_Record excerpts_
====================

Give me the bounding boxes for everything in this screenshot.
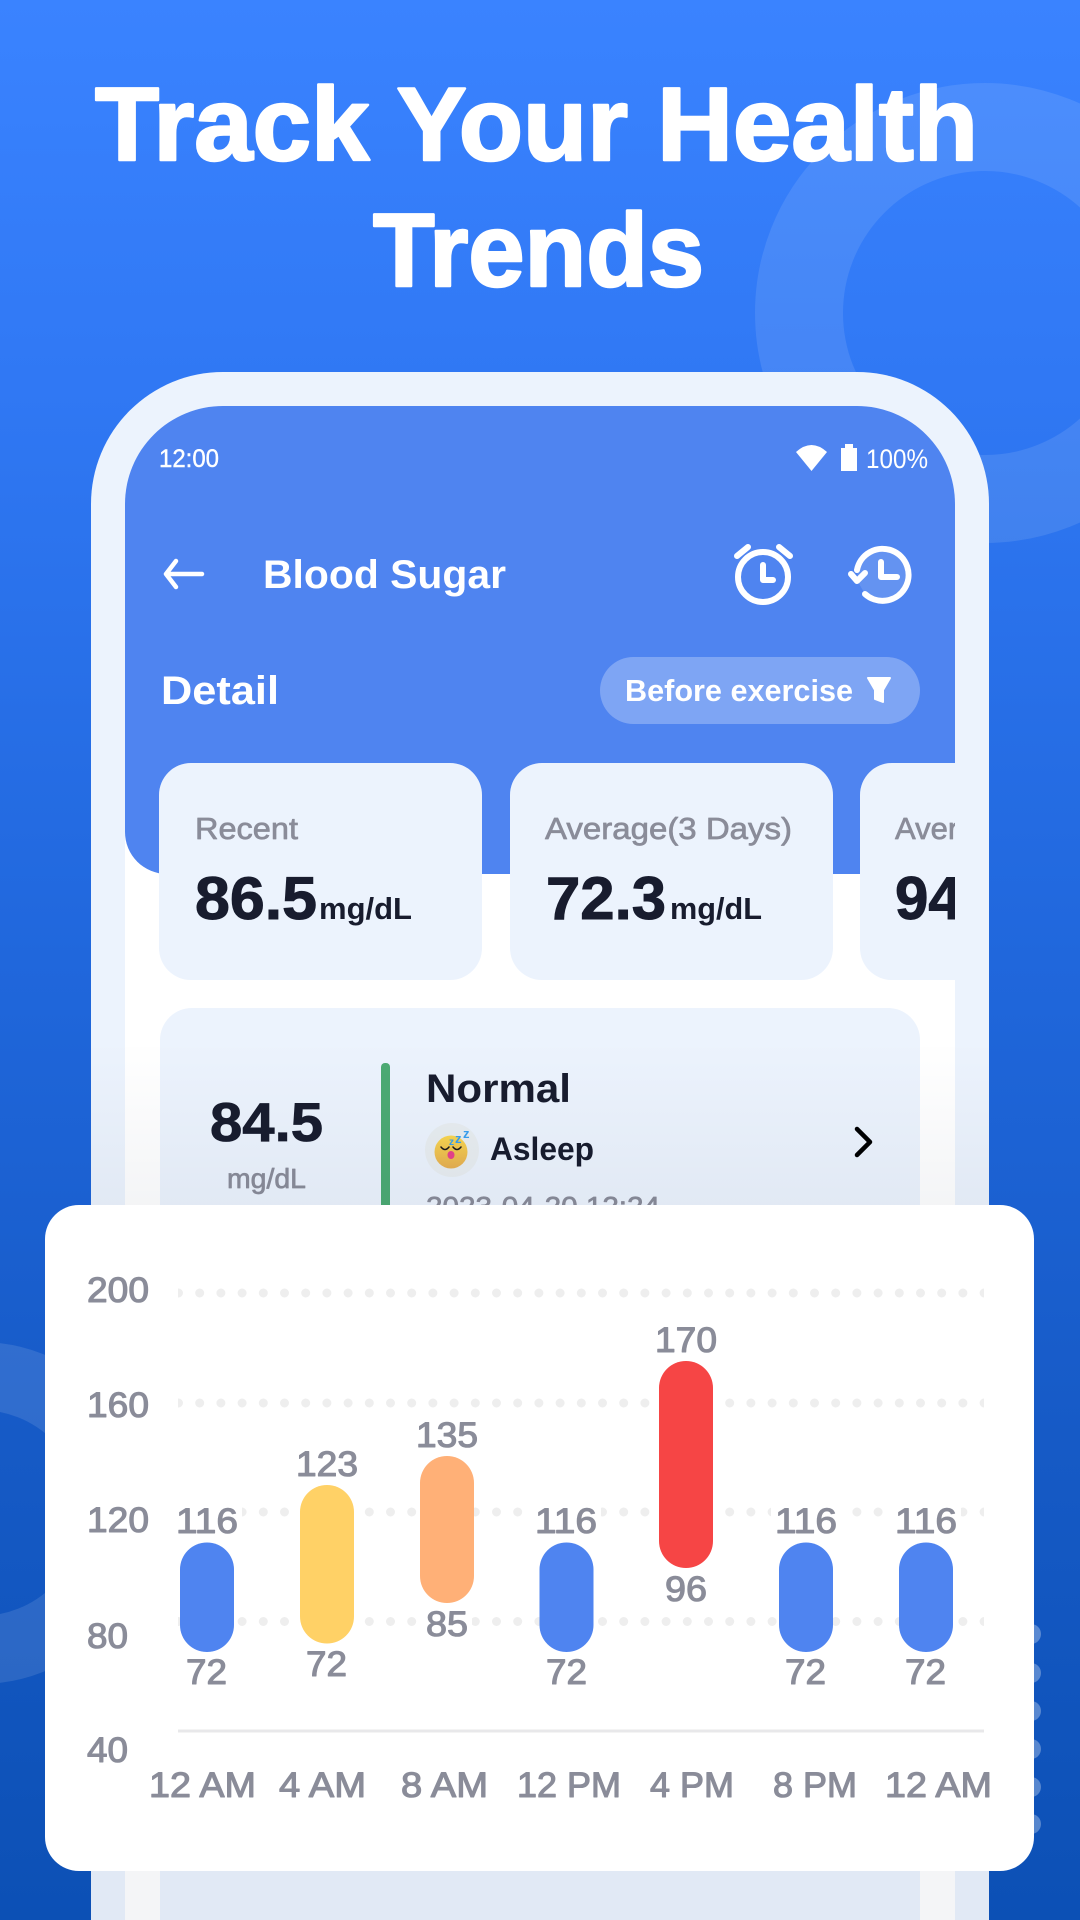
icon: funnel — [868, 678, 890, 702]
bar: 8 AM — [416, 1416, 478, 1644]
y axis labels: 40 — [87, 1731, 128, 1770]
card: average 3 days — [510, 763, 833, 980]
bar: 12 PM: 72 — [546, 1653, 587, 1692]
icon: sleeping emoji: z — [449, 1137, 454, 1148]
icon: sleeping emoji — [425, 1123, 479, 1177]
bar: 8 PM: 72 — [785, 1653, 826, 1692]
record date: 2023-04-20 12:24 — [426, 1191, 660, 1222]
y axis labels — [87, 1271, 149, 1770]
card: recent — [159, 763, 482, 980]
record card — [160, 1008, 920, 1920]
icon: sleeping emoji: z — [463, 1126, 470, 1141]
header panel — [125, 406, 955, 874]
card: average 3 days: 72.3 — [546, 865, 666, 932]
chart baseline — [178, 1730, 984, 1732]
record status: Normal — [426, 1067, 571, 1111]
phone mockup — [91, 372, 1080, 1920]
x axis labels — [149, 1766, 992, 1805]
x axis labels: 12 AM — [149, 1766, 256, 1805]
grid lines — [178, 1293, 990, 1622]
card: average 3 days: mg/dL — [670, 891, 762, 926]
decorative dots: right column — [1021, 1624, 1041, 1834]
phone screen — [125, 406, 955, 1920]
icon: back arrow — [166, 561, 202, 587]
y axis labels: 160 — [87, 1386, 149, 1425]
bar: 12 AM end: 72 — [905, 1653, 946, 1692]
card: average clipped: 94 — [895, 865, 962, 932]
bar: 12 AM: 72 — [186, 1653, 227, 1692]
record mood: Asleep — [490, 1131, 594, 1167]
status bar time: 12:00 — [159, 445, 219, 473]
y axis labels: 200 — [87, 1271, 149, 1310]
decorative ring: left — [0, 1376, 117, 1650]
decorative ring: top right — [799, 127, 1080, 499]
x axis labels: 4 PM — [650, 1766, 734, 1805]
bar: 4 AM: 123 — [296, 1445, 358, 1484]
title: Trends — [373, 193, 704, 309]
title — [95, 67, 978, 309]
icon: battery — [841, 444, 857, 471]
phone frame — [91, 372, 989, 1920]
card: average 3 days: Average(3 Days) — [545, 811, 792, 846]
card: recent: Recent — [195, 811, 298, 846]
y axis labels: 80 — [87, 1617, 128, 1656]
icon: alarm clock — [737, 547, 790, 602]
bar: 12 PM — [535, 1502, 597, 1692]
title: Track Your Health — [95, 67, 978, 183]
card: average clipped — [860, 763, 955, 980]
icon: history clock — [851, 549, 909, 601]
bar: 8 AM: 135 — [416, 1416, 478, 1455]
bar: 12 AM — [176, 1502, 238, 1692]
x axis labels: 12 PM — [517, 1766, 621, 1805]
x axis labels: 4 AM — [279, 1766, 366, 1805]
y axis labels: 120 — [87, 1501, 149, 1540]
bar: 8 AM: 85 — [426, 1605, 468, 1644]
record value: 84.5 — [210, 1091, 323, 1153]
battery percent: 100% — [866, 444, 928, 474]
chart panel — [45, 1205, 1034, 1871]
record unit: mg/dL — [227, 1163, 306, 1194]
bar: 12 PM: 116 — [535, 1502, 597, 1541]
card: average clipped: Average — [895, 811, 1010, 846]
filter pill: Before exercise — [625, 673, 853, 708]
bar: 12 AM end — [895, 1502, 957, 1692]
phone lower fade — [91, 1040, 989, 1205]
section heading: Detail — [161, 669, 279, 713]
bar: 4 PM: 170 — [655, 1321, 717, 1360]
bar: 4 PM: 96 — [665, 1570, 707, 1609]
screen title: Blood Sugar — [263, 553, 506, 597]
icon: sleeping emoji: z — [455, 1131, 462, 1146]
icon: chevron — [857, 1129, 870, 1155]
icon: wifi — [796, 445, 827, 471]
screen background — [125, 836, 955, 1920]
bar: 4 PM — [655, 1321, 717, 1609]
bar: 8 PM — [775, 1502, 837, 1692]
bar: 4 AM: 72 — [306, 1645, 347, 1684]
x axis labels: 12 AM — [885, 1766, 992, 1805]
bar: 12 AM: 116 — [176, 1502, 238, 1541]
bar: 4 AM — [296, 1445, 358, 1684]
phone lower tint — [91, 1205, 989, 1920]
label backgrounds — [172, 1505, 961, 1638]
bar: 12 AM end: 116 — [895, 1502, 957, 1541]
card: recent: mg/dL — [319, 891, 412, 926]
x axis labels: 8 PM — [773, 1766, 857, 1805]
x axis labels: 8 AM — [401, 1766, 488, 1805]
card: recent: 86.5 — [195, 865, 317, 932]
filter pill — [600, 657, 920, 724]
bar: 8 PM: 116 — [775, 1502, 837, 1541]
status bar: green — [381, 1063, 390, 1205]
panel background — [45, 1205, 1034, 1871]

====================

_The request_
In the items, switch "decorative ring" to "ornamental ring" from the line with "icon: funnel — [868, 678, 890, 702]" up to and including the line with "icon: battery — [841, 444, 857, 471]". Return only those lines, with everything else left as it is.

_Answer for this exercise_
icon: funnel — [868, 678, 890, 702]
bar: 8 AM — [416, 1416, 478, 1644]
y axis labels: 40 — [87, 1731, 128, 1770]
card: average 3 days — [510, 763, 833, 980]
bar: 12 PM: 72 — [546, 1653, 587, 1692]
icon: sleeping emoji: z — [449, 1137, 454, 1148]
icon: sleeping emoji — [425, 1123, 479, 1177]
bar: 8 PM: 72 — [785, 1653, 826, 1692]
record date: 2023-04-20 12:24 — [426, 1191, 660, 1222]
y axis labels — [87, 1271, 149, 1770]
card: recent — [159, 763, 482, 980]
record card — [160, 1008, 920, 1920]
icon: sleeping emoji: z — [463, 1126, 470, 1141]
header panel — [125, 406, 955, 874]
card: average 3 days: 72.3 — [546, 865, 666, 932]
chart baseline — [178, 1730, 984, 1732]
record status: Normal — [426, 1067, 571, 1111]
phone mockup — [91, 372, 1080, 1920]
x axis labels — [149, 1766, 992, 1805]
x axis labels: 12 AM — [149, 1766, 256, 1805]
grid lines — [178, 1293, 990, 1622]
card: average 3 days: mg/dL — [670, 891, 762, 926]
decorative dots: right column — [1021, 1624, 1041, 1834]
phone screen — [125, 406, 955, 1920]
icon: back arrow — [166, 561, 202, 587]
y axis labels: 160 — [87, 1386, 149, 1425]
bar: 12 AM end: 72 — [905, 1653, 946, 1692]
card: average clipped: 94 — [895, 865, 962, 932]
bar: 12 AM: 72 — [186, 1653, 227, 1692]
record mood: Asleep — [490, 1131, 594, 1167]
status bar time: 12:00 — [159, 445, 219, 473]
y axis labels: 200 — [87, 1271, 149, 1310]
ornamental ring: left — [0, 1376, 117, 1650]
ornamental ring: top right — [799, 127, 1080, 499]
x axis labels: 4 PM — [650, 1766, 734, 1805]
bar: 4 AM: 123 — [296, 1445, 358, 1484]
title: Trends — [373, 193, 704, 309]
title — [95, 67, 978, 309]
icon: battery — [841, 444, 857, 471]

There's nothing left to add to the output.